_Exercise details:_
Give back every line exactly as it appears, pictures excluded.

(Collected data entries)
--*--

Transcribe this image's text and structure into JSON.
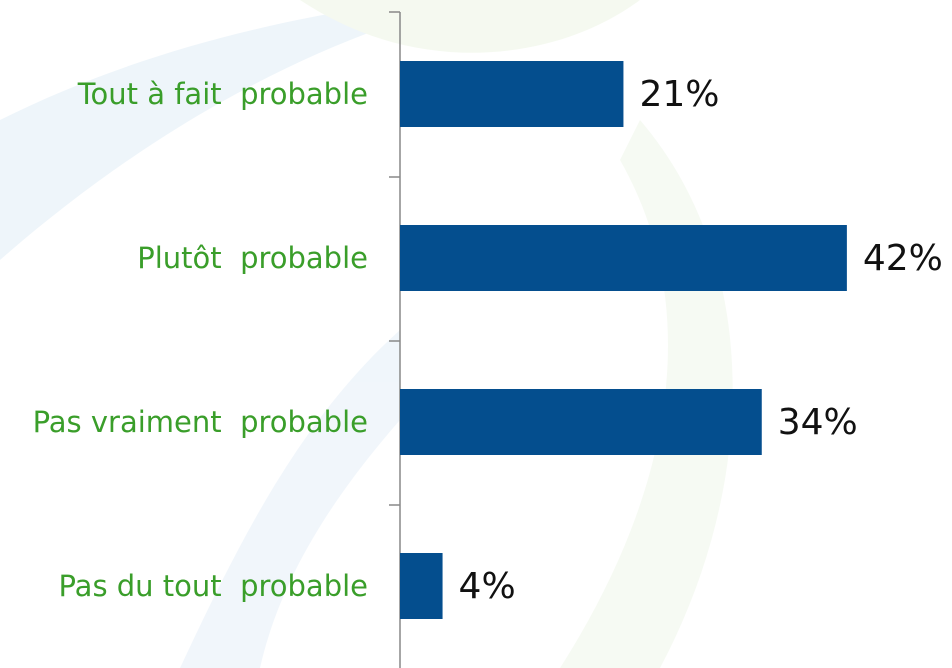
{
  "chart_data": {
    "type": "bar",
    "orientation": "horizontal",
    "categories": [
      "Tout à fait  probable",
      "Plutôt  probable",
      "Pas vraiment  probable",
      "Pas du tout  probable"
    ],
    "values": [
      21,
      42,
      34,
      4
    ],
    "value_labels": [
      "21%",
      "42%",
      "34%",
      "4%"
    ],
    "color": "#044e8e",
    "label_color": "#3a9e2a"
  }
}
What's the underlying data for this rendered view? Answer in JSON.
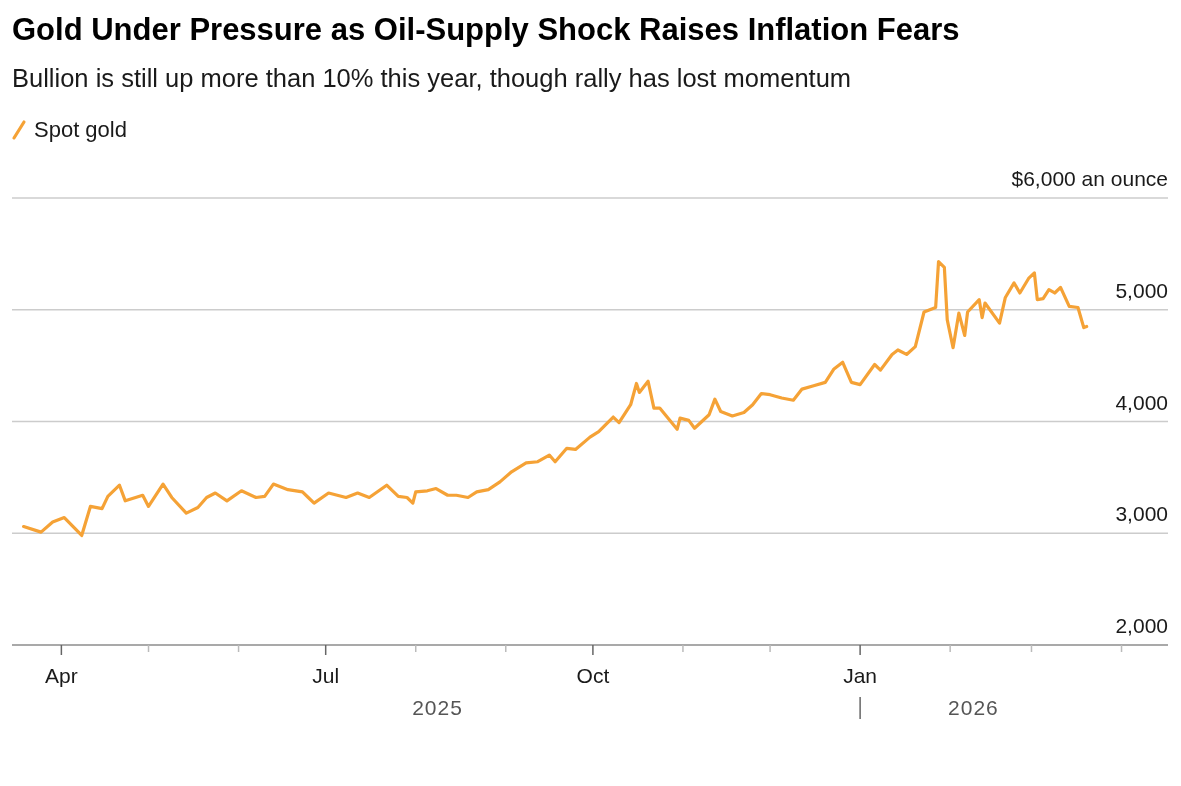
{
  "chart_data": {
    "type": "line",
    "title": "Gold Under Pressure as Oil-Supply Shock Raises Inflation Fears",
    "subtitle": "Bullion is still up more than 10% this year, though rally has lost momentum",
    "legend": "top left",
    "grid": "y",
    "marker": "none",
    "line_style": "solid",
    "xlim": [
      "2025-03-15",
      "2026-04-17"
    ],
    "xticks": [
      {
        "value": "2025-04-01",
        "label": "Apr"
      },
      {
        "value": "2025-05-01",
        "label": null
      },
      {
        "value": "2025-06-01",
        "label": null
      },
      {
        "value": "2025-07-01",
        "label": "Jul"
      },
      {
        "value": "2025-08-01",
        "label": null
      },
      {
        "value": "2025-09-01",
        "label": null
      },
      {
        "value": "2025-10-01",
        "label": "Oct"
      },
      {
        "value": "2025-11-01",
        "label": null
      },
      {
        "value": "2025-12-01",
        "label": null
      },
      {
        "value": "2026-01-01",
        "label": "Jan"
      },
      {
        "value": "2026-02-01",
        "label": null
      },
      {
        "value": "2026-03-01",
        "label": null
      },
      {
        "value": "2026-04-01",
        "label": null
      }
    ],
    "ylim": [
      2000,
      6000
    ],
    "yticks": [
      {
        "value": 2000,
        "label": "2,000"
      },
      {
        "value": 3000,
        "label": "3,000"
      },
      {
        "value": 4000,
        "label": "4,000"
      },
      {
        "value": 5000,
        "label": "5,000"
      },
      {
        "value": 6000,
        "label": "$6,000 an ounce"
      }
    ],
    "annotations": [
      "2025",
      "2026"
    ],
    "x": [
      "2025-03-19",
      "2025-03-25",
      "2025-03-29",
      "2025-04-02",
      "2025-04-08",
      "2025-04-11",
      "2025-04-15",
      "2025-04-17",
      "2025-04-21",
      "2025-04-23",
      "2025-04-29",
      "2025-05-01",
      "2025-05-06",
      "2025-05-09",
      "2025-05-14",
      "2025-05-18",
      "2025-05-21",
      "2025-05-24",
      "2025-05-28",
      "2025-06-02",
      "2025-06-07",
      "2025-06-10",
      "2025-06-13",
      "2025-06-18",
      "2025-06-23",
      "2025-06-25",
      "2025-06-27",
      "2025-07-02",
      "2025-07-08",
      "2025-07-12",
      "2025-07-16",
      "2025-07-22",
      "2025-07-26",
      "2025-07-29",
      "2025-07-31",
      "2025-08-01",
      "2025-08-05",
      "2025-08-08",
      "2025-08-12",
      "2025-08-15",
      "2025-08-19",
      "2025-08-22",
      "2025-08-26",
      "2025-08-30",
      "2025-09-03",
      "2025-09-08",
      "2025-09-12",
      "2025-09-16",
      "2025-09-18",
      "2025-09-22",
      "2025-09-25",
      "2025-09-30",
      "2025-10-03",
      "2025-10-08",
      "2025-10-10",
      "2025-10-14",
      "2025-10-16",
      "2025-10-17",
      "2025-10-20",
      "2025-10-22",
      "2025-10-24",
      "2025-10-30",
      "2025-10-31",
      "2025-11-03",
      "2025-11-05",
      "2025-11-10",
      "2025-11-12",
      "2025-11-14",
      "2025-11-18",
      "2025-11-22",
      "2025-11-25",
      "2025-11-28",
      "2025-12-01",
      "2025-12-05",
      "2025-12-09",
      "2025-12-12",
      "2025-12-16",
      "2025-12-20",
      "2025-12-23",
      "2025-12-26",
      "2025-12-29",
      "2026-01-01",
      "2026-01-06",
      "2026-01-08",
      "2026-01-12",
      "2026-01-14",
      "2026-01-17",
      "2026-01-20",
      "2026-01-23",
      "2026-01-27",
      "2026-01-28",
      "2026-01-30",
      "2026-01-31",
      "2026-02-02",
      "2026-02-04",
      "2026-02-06",
      "2026-02-07",
      "2026-02-11",
      "2026-02-12",
      "2026-02-13",
      "2026-02-18",
      "2026-02-20",
      "2026-02-23",
      "2026-02-25",
      "2026-02-28",
      "2026-03-02",
      "2026-03-03",
      "2026-03-05",
      "2026-03-07",
      "2026-03-09",
      "2026-03-11",
      "2026-03-14",
      "2026-03-17",
      "2026-03-19",
      "2026-03-20"
    ],
    "series": [
      {
        "name": "Spot gold",
        "color": "#f5a236",
        "values": [
          3060,
          3010,
          3100,
          3140,
          2980,
          3240,
          3220,
          3330,
          3430,
          3290,
          3340,
          3240,
          3440,
          3320,
          3180,
          3230,
          3320,
          3360,
          3290,
          3380,
          3320,
          3330,
          3440,
          3390,
          3370,
          3320,
          3270,
          3360,
          3320,
          3360,
          3320,
          3430,
          3330,
          3320,
          3270,
          3370,
          3380,
          3400,
          3340,
          3340,
          3320,
          3370,
          3390,
          3460,
          3550,
          3630,
          3640,
          3700,
          3640,
          3760,
          3750,
          3860,
          3910,
          4040,
          3990,
          4150,
          4340,
          4260,
          4360,
          4120,
          4120,
          3930,
          4030,
          4010,
          3940,
          4060,
          4200,
          4090,
          4050,
          4080,
          4150,
          4250,
          4240,
          4210,
          4190,
          4290,
          4320,
          4350,
          4470,
          4530,
          4350,
          4330,
          4510,
          4460,
          4600,
          4640,
          4600,
          4670,
          4980,
          5020,
          5430,
          5380,
          4910,
          4660,
          4970,
          4770,
          4980,
          5090,
          4930,
          5060,
          4880,
          5110,
          5240,
          5150,
          5280,
          5330,
          5090,
          5100,
          5180,
          5150,
          5200,
          5030,
          5020,
          4840,
          4850
        ]
      }
    ]
  }
}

--*--

_Written response:_
Transcribe this image's text and structure into JSON.
{
  "chart_data": {
    "type": "bar",
    "orientation": "horizontal",
    "categories": [
      "Tout à fait  probable",
      "Plutôt  probable",
      "Pas vraiment  probable",
      "Pas du tout  probable"
    ],
    "values": [
      21,
      42,
      34,
      4
    ],
    "value_labels": [
      "21%",
      "42%",
      "34%",
      "4%"
    ],
    "color": "#044e8e",
    "label_color": "#3a9e2a"
  }
}
What's the underlying data for this rendered view? Answer in JSON.
{
  "chart_data": {
    "type": "line",
    "title": "Gold Under Pressure as Oil-Supply Shock Raises Inflation Fears",
    "subtitle": "Bullion is still up more than 10% this year, though rally has lost momentum",
    "legend": "top left",
    "grid": "y",
    "marker": "none",
    "line_style": "solid",
    "xlim": [
      "2025-03-15",
      "2026-04-17"
    ],
    "xticks": [
      {
        "value": "2025-04-01",
        "label": "Apr"
      },
      {
        "value": "2025-05-01",
        "label": null
      },
      {
        "value": "2025-06-01",
        "label": null
      },
      {
        "value": "2025-07-01",
        "label": "Jul"
      },
      {
        "value": "2025-08-01",
        "label": null
      },
      {
        "value": "2025-09-01",
        "label": null
      },
      {
        "value": "2025-10-01",
        "label": "Oct"
      },
      {
        "value": "2025-11-01",
        "label": null
      },
      {
        "value": "2025-12-01",
        "label": null
      },
      {
        "value": "2026-01-01",
        "label": "Jan"
      },
      {
        "value": "2026-02-01",
        "label": null
      },
      {
        "value": "2026-03-01",
        "label": null
      },
      {
        "value": "2026-04-01",
        "label": null
      }
    ],
    "ylim": [
      2000,
      6000
    ],
    "yticks": [
      {
        "value": 2000,
        "label": "2,000"
      },
      {
        "value": 3000,
        "label": "3,000"
      },
      {
        "value": 4000,
        "label": "4,000"
      },
      {
        "value": 5000,
        "label": "5,000"
      },
      {
        "value": 6000,
        "label": "$6,000 an ounce"
      }
    ],
    "annotations": [
      "2025",
      "2026"
    ],
    "x": [
      "2025-03-19",
      "2025-03-25",
      "2025-03-29",
      "2025-04-02",
      "2025-04-08",
      "2025-04-11",
      "2025-04-15",
      "2025-04-17",
      "2025-04-21",
      "2025-04-23",
      "2025-04-29",
      "2025-05-01",
      "2025-05-06",
      "2025-05-09",
      "2025-05-14",
      "2025-05-18",
      "2025-05-21",
      "2025-05-24",
      "2025-05-28",
      "2025-06-02",
      "2025-06-07",
      "2025-06-10",
      "2025-06-13",
      "2025-06-18",
      "2025-06-23",
      "2025-06-25",
      "2025-06-27",
      "2025-07-02",
      "2025-07-08",
      "2025-07-12",
      "2025-07-16",
      "2025-07-22",
      "2025-07-26",
      "2025-07-29",
      "2025-07-31",
      "2025-08-01",
      "2025-08-05",
      "2025-08-08",
      "2025-08-12",
      "2025-08-15",
      "2025-08-19",
      "2025-08-22",
      "2025-08-26",
      "2025-08-30",
      "2025-09-03",
      "2025-09-08",
      "2025-09-12",
      "2025-09-16",
      "2025-09-18",
      "2025-09-22",
      "2025-09-25",
      "2025-09-30",
      "2025-10-03",
      "2025-10-08",
      "2025-10-10",
      "2025-10-14",
      "2025-10-16",
      "2025-10-17",
      "2025-10-20",
      "2025-10-22",
      "2025-10-24",
      "2025-10-30",
      "2025-10-31",
      "2025-11-03",
      "2025-11-05",
      "2025-11-10",
      "2025-11-12",
      "2025-11-14",
      "2025-11-18",
      "2025-11-22",
      "2025-11-25",
      "2025-11-28",
      "2025-12-01",
      "2025-12-05",
      "2025-12-09",
      "2025-12-12",
      "2025-12-16",
      "2025-12-20",
      "2025-12-23",
      "2025-12-26",
      "2025-12-29",
      "2026-01-01",
      "2026-01-06",
      "2026-01-08",
      "2026-01-12",
      "2026-01-14",
      "2026-01-17",
      "2026-01-20",
      "2026-01-23",
      "2026-01-27",
      "2026-01-28",
      "2026-01-30",
      "2026-01-31",
      "2026-02-02",
      "2026-02-04",
      "2026-02-06",
      "2026-02-07",
      "2026-02-11",
      "2026-02-12",
      "2026-02-13",
      "2026-02-18",
      "2026-02-20",
      "2026-02-23",
      "2026-02-25",
      "2026-02-28",
      "2026-03-02",
      "2026-03-03",
      "2026-03-05",
      "2026-03-07",
      "2026-03-09",
      "2026-03-11",
      "2026-03-14",
      "2026-03-17",
      "2026-03-19",
      "2026-03-20"
    ],
    "series": [
      {
        "name": "Spot gold",
        "color": "#f5a236",
        "values": [
          3060,
          3010,
          3100,
          3140,
          2980,
          3240,
          3220,
          3330,
          3430,
          3290,
          3340,
          3240,
          3440,
          3320,
          3180,
          3230,
          3320,
          3360,
          3290,
          3380,
          3320,
          3330,
          3440,
          3390,
          3370,
          3320,
          3270,
          3360,
          3320,
          3360,
          3320,
          3430,
          3330,
          3320,
          3270,
          3370,
          3380,
          3400,
          3340,
          3340,
          3320,
          3370,
          3390,
          3460,
          3550,
          3630,
          3640,
          3700,
          3640,
          3760,
          3750,
          3860,
          3910,
          4040,
          3990,
          4150,
          4340,
          4260,
          4360,
          4120,
          4120,
          3930,
          4030,
          4010,
          3940,
          4060,
          4200,
          4090,
          4050,
          4080,
          4150,
          4250,
          4240,
          4210,
          4190,
          4290,
          4320,
          4350,
          4470,
          4530,
          4350,
          4330,
          4510,
          4460,
          4600,
          4640,
          4600,
          4670,
          4980,
          5020,
          5430,
          5380,
          4910,
          4660,
          4970,
          4770,
          4980,
          5090,
          4930,
          5060,
          4880,
          5110,
          5240,
          5150,
          5280,
          5330,
          5090,
          5100,
          5180,
          5150,
          5200,
          5030,
          5020,
          4840,
          4850
        ]
      }
    ]
  }
}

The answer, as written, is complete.